> [Exercise requirements]
Continue the passage on the two global climate models chosen for downscaling, picking up after its final sentence.

> [Selected text]
----
Two GCMs are adopted for downscaling: the HadGEM2-ES and MIROC5. The HadGEM2-ES is a global climate model of earth system category developed by the Hadley Centre [11] [12] . The resolution is about 1.875 degrees in longitude and 1.275 degrees in latitude, and 38 levels in the atmosphere. It has dynamic vegetation scheme with carbon cycle representation. The MIROC5 [13] is a Japanese cooperatively developed coupled ocean-atmosphere model of resolution of about 150 km in horizontal and 40 levels in vertical. A list of major characteristics and references of these two models can be found in the Table 9. A.1 in [7] .
----
> [Data excerpt]
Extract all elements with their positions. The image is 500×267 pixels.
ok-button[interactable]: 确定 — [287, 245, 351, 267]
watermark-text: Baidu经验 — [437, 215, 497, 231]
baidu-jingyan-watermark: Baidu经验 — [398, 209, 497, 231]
----
> [Answer for the task]
Regional Eta model has been adapted to run for long-term integrations [4] -[6] . The dynamics of the model is developed in the eta vertical coordinate [14] , which is more suitable to operate in regions of steep orography such as the Andes Cordillera in South America and Central America. Characteristics of the models are based on the upgraded version described in [15] and in a companion paper [8] . The model updates the equivalent CO2 concentration at every 3 years. Vegetation greenness varies monthly, but same type of vegetation is kept during the integration period. The model does not have ocean dynamics. The sea surface temperature is taken from each global model output and it is updated daily in the Regional Eta model. Initial soil moisture and soil temperature come from the respective GCMs. Update of soil conditions follows the NOAH land surface scheme [16] . Lateral boundaries are updated with global model state variables at every 6-hour interval. The regional model resolution is approximately 20 km in the horizontal and 38 layers in the vertical. The top of the model is at 25 hPa. Model domain encompasses most of South America and Central America and part of adjacent oceans (Figure 1).

Figure 1. Model domain. Three major Brazilian regions are highlighted in the results: North (NO-green), Northeast (NE-red), and Central-South (CS-blue) Brazil.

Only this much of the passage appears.